§ **Aim**: Can you transcribe every line exactly and leave the pictures behind?

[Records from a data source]
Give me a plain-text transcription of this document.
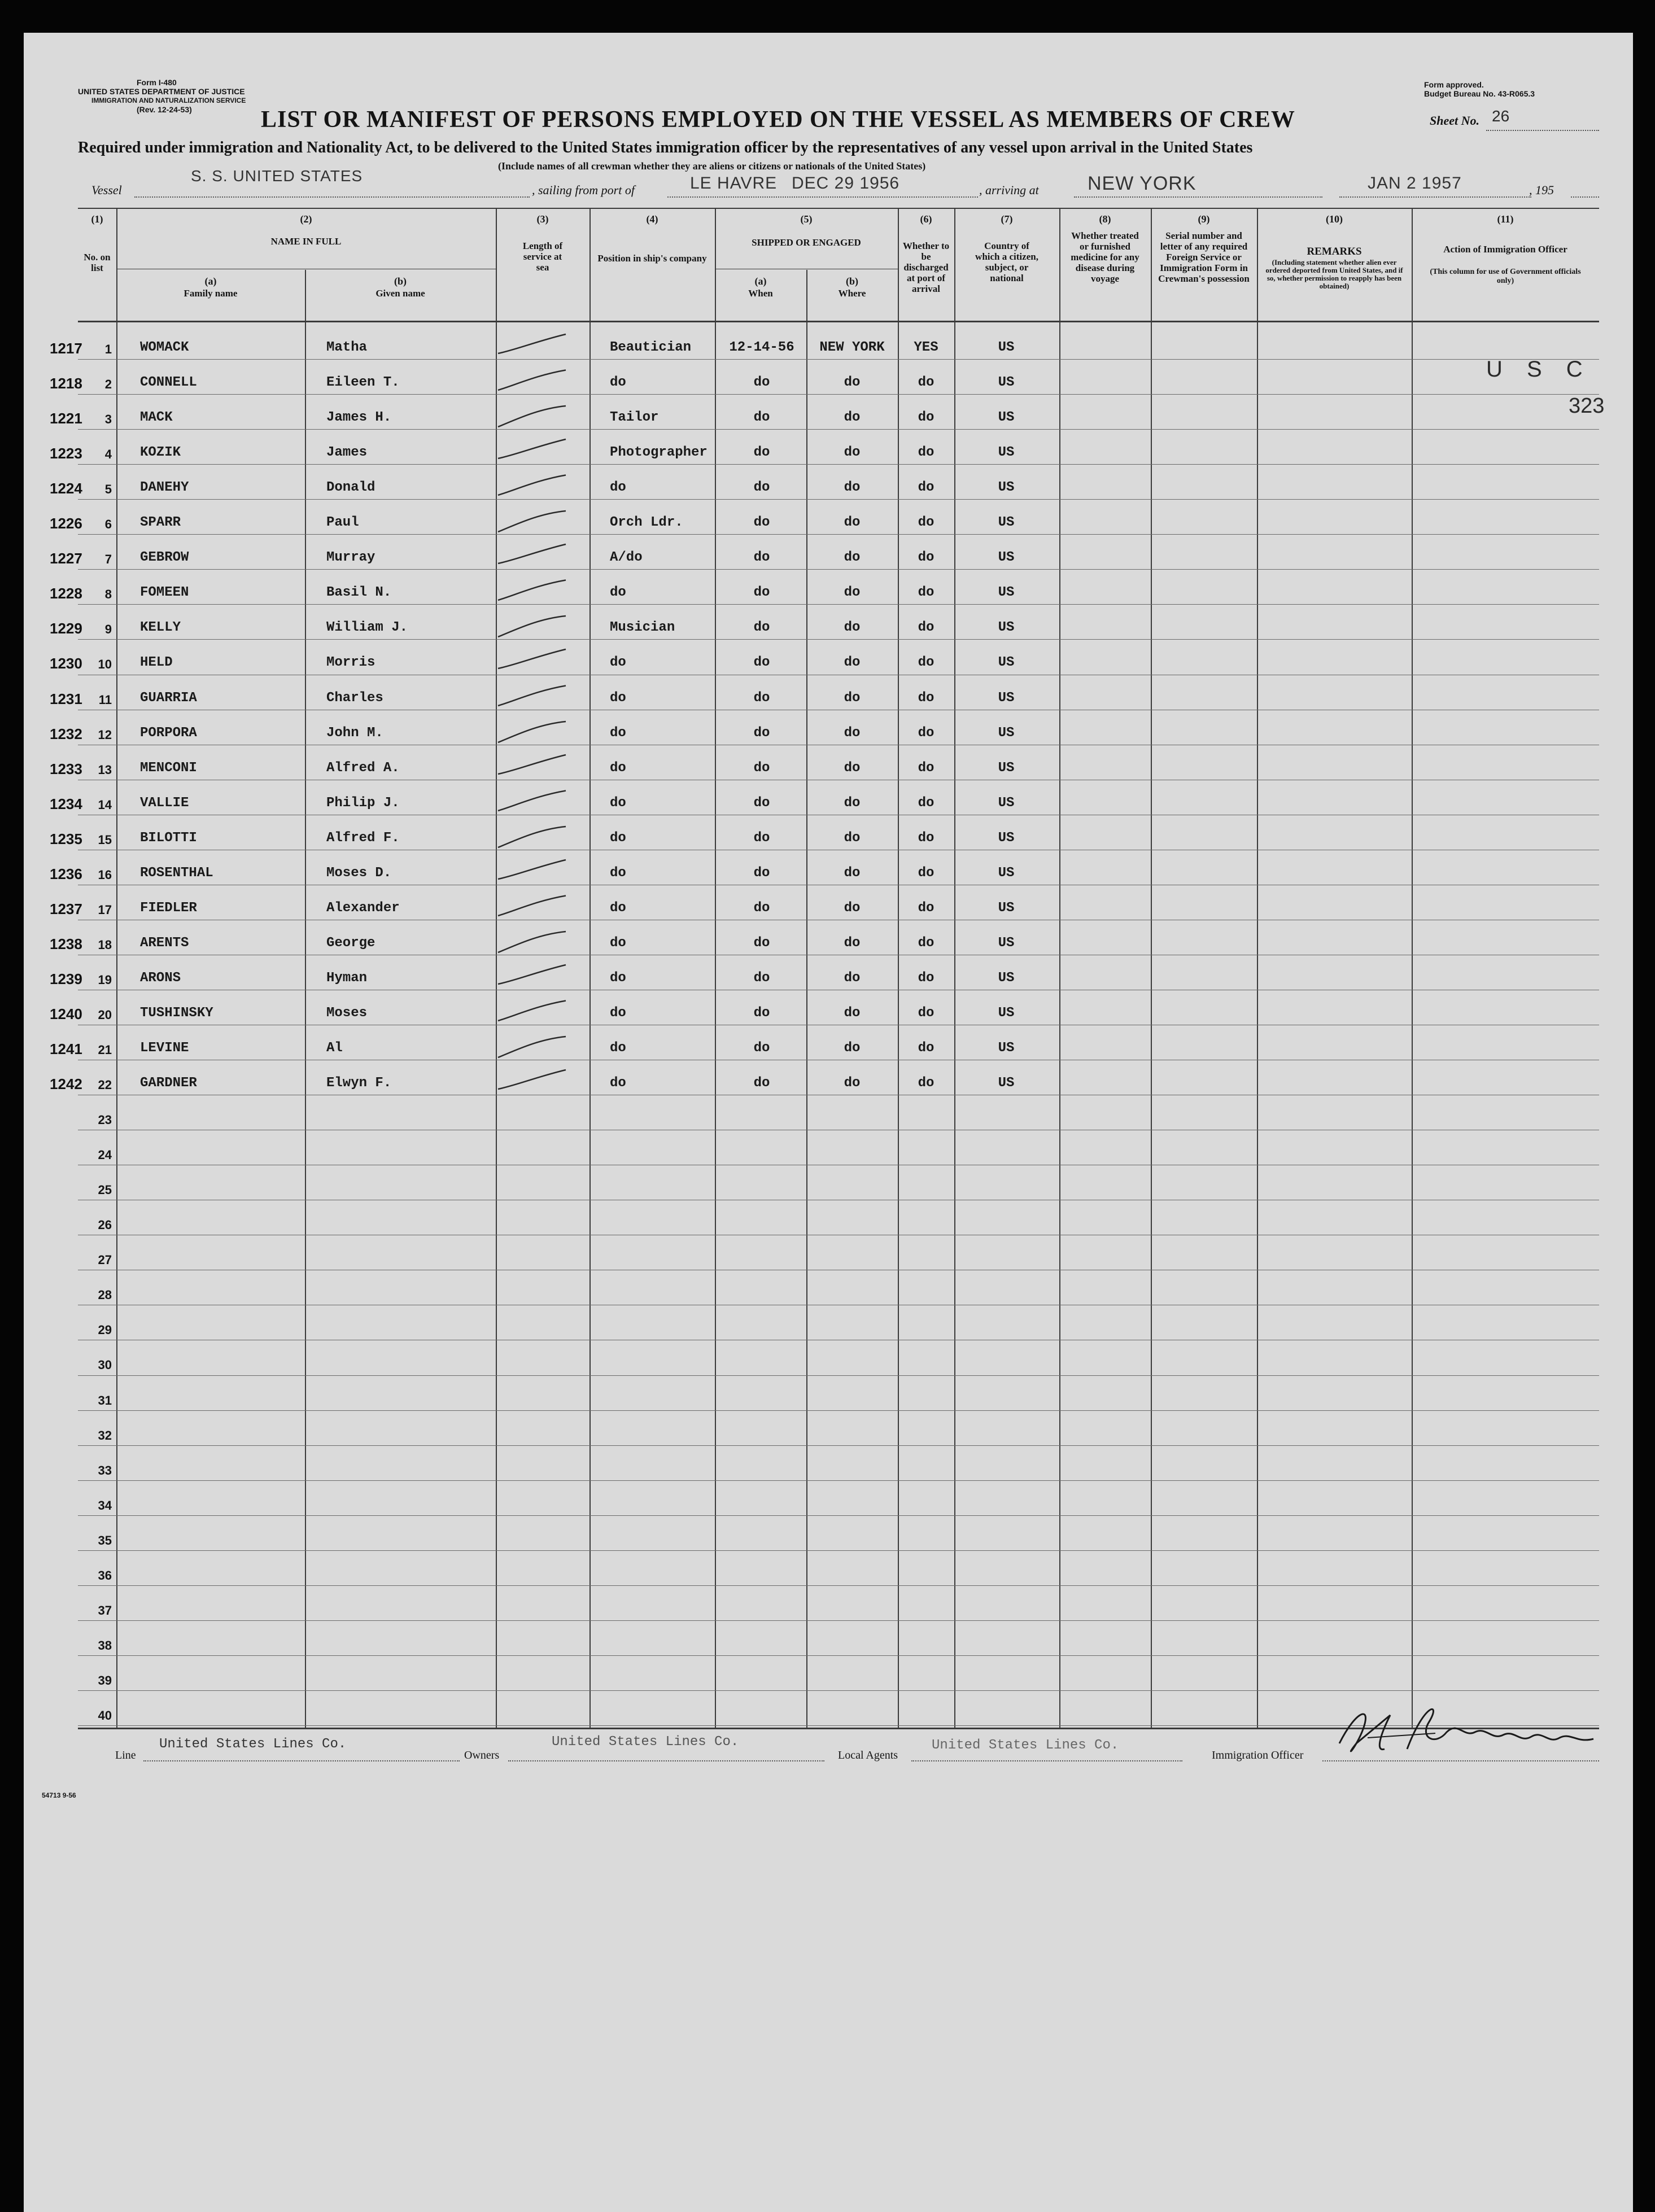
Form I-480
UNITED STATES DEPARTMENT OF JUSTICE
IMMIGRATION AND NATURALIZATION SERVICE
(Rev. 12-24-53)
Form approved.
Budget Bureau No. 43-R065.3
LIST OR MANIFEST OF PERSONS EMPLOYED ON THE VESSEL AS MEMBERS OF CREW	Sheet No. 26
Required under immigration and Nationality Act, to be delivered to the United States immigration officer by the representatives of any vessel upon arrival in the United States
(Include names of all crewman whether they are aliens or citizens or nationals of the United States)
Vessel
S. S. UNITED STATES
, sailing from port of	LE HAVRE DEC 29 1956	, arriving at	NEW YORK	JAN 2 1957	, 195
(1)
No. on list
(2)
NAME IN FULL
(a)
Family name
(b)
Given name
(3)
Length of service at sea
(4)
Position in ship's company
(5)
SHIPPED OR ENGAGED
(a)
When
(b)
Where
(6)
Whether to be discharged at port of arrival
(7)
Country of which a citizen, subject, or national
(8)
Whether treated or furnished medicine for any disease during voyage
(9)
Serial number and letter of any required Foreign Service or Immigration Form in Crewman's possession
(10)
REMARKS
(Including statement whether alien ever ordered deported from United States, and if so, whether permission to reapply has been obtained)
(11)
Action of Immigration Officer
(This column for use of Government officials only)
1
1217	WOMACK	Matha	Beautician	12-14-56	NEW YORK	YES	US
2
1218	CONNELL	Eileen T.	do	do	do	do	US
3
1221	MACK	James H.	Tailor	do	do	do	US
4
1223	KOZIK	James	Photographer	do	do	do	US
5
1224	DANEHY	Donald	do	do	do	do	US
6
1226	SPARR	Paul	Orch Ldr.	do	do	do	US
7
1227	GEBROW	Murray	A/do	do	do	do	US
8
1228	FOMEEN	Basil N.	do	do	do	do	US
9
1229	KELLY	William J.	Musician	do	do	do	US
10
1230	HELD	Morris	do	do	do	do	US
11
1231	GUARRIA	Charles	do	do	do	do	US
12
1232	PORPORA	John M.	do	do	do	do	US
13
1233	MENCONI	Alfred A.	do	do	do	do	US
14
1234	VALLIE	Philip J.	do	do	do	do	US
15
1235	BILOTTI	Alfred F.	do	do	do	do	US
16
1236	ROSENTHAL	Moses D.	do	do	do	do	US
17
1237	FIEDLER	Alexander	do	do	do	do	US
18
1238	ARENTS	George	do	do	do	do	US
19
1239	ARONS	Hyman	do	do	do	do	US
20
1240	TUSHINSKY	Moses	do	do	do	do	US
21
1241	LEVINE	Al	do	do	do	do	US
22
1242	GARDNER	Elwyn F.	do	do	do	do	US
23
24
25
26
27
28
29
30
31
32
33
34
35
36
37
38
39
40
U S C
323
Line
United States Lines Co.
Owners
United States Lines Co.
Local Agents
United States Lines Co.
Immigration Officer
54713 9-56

§ **The answer**:
Give me a plain-text transcription of this document.
Form I-480
UNITED STATES DEPARTMENT OF JUSTICE
IMMIGRATION AND NATURALIZATION SERVICE
(Rev. 12-24-53)
Form approved.
Budget Bureau No. 43-R065.3
LIST OR MANIFEST OF PERSONS EMPLOYED ON THE VESSEL AS MEMBERS OF CREW	Sheet No. 26
Required under immigration and Nationality Act, to be delivered to the United States immigration officer by the representatives of any vessel upon arrival in the United States
(Include names of all crewman whether they are aliens or citizens or nationals of the United States)
Vessel
S. S. UNITED STATES
, sailing from port of	LE HAVRE DEC 29 1956	, arriving at	NEW YORK	JAN 2 1957	, 195
(1)
No. on list
(2)
NAME IN FULL
(a)
Family name
(b)
Given name
(3)
Length of service at sea
(4)
Position in ship's company
(5)
SHIPPED OR ENGAGED
(a)
When
(b)
Where
(6)
Whether to be discharged at port of arrival
(7)
Country of which a citizen, subject, or national
(8)
Whether treated or furnished medicine for any disease during voyage
(9)
Serial number and letter of any required Foreign Service or Immigration Form in Crewman's possession
(10)
REMARKS
(Including statement whether alien ever ordered deported from United States, and if so, whether permission to reapply has been obtained)
(11)
Action of Immigration Officer
(This column for use of Government officials only)
1
1217	WOMACK	Matha	Beautician	12-14-56	NEW YORK	YES	US
2
1218	CONNELL	Eileen T.	do	do	do	do	US
3
1221	MACK	James H.	Tailor	do	do	do	US
4
1223	KOZIK	James	Photographer	do	do	do	US
5
1224	DANEHY	Donald	do	do	do	do	US
6
1226	SPARR	Paul	Orch Ldr.	do	do	do	US
7
1227	GEBROW	Murray	A/do	do	do	do	US
8
1228	FOMEEN	Basil N.	do	do	do	do	US
9
1229	KELLY	William J.	Musician	do	do	do	US
10
1230	HELD	Morris	do	do	do	do	US
11
1231	GUARRIA	Charles	do	do	do	do	US
12
1232	PORPORA	John M.	do	do	do	do	US
13
1233	MENCONI	Alfred A.	do	do	do	do	US
14
1234	VALLIE	Philip J.	do	do	do	do	US
15
1235	BILOTTI	Alfred F.	do	do	do	do	US
16
1236	ROSENTHAL	Moses D.	do	do	do	do	US
17
1237	FIEDLER	Alexander	do	do	do	do	US
18
1238	ARENTS	George	do	do	do	do	US
19
1239	ARONS	Hyman	do	do	do	do	US
20
1240	TUSHINSKY	Moses	do	do	do	do	US
21
1241	LEVINE	Al	do	do	do	do	US
22
1242	GARDNER	Elwyn F.	do	do	do	do	US
23
24
25
26
27
28
29
30
31
32
33
34
35
36
37
38
39
40
U S C
323
Line
United States Lines Co.
Owners
United States Lines Co.
Local Agents
United States Lines Co.
Immigration Officer
54713 9-56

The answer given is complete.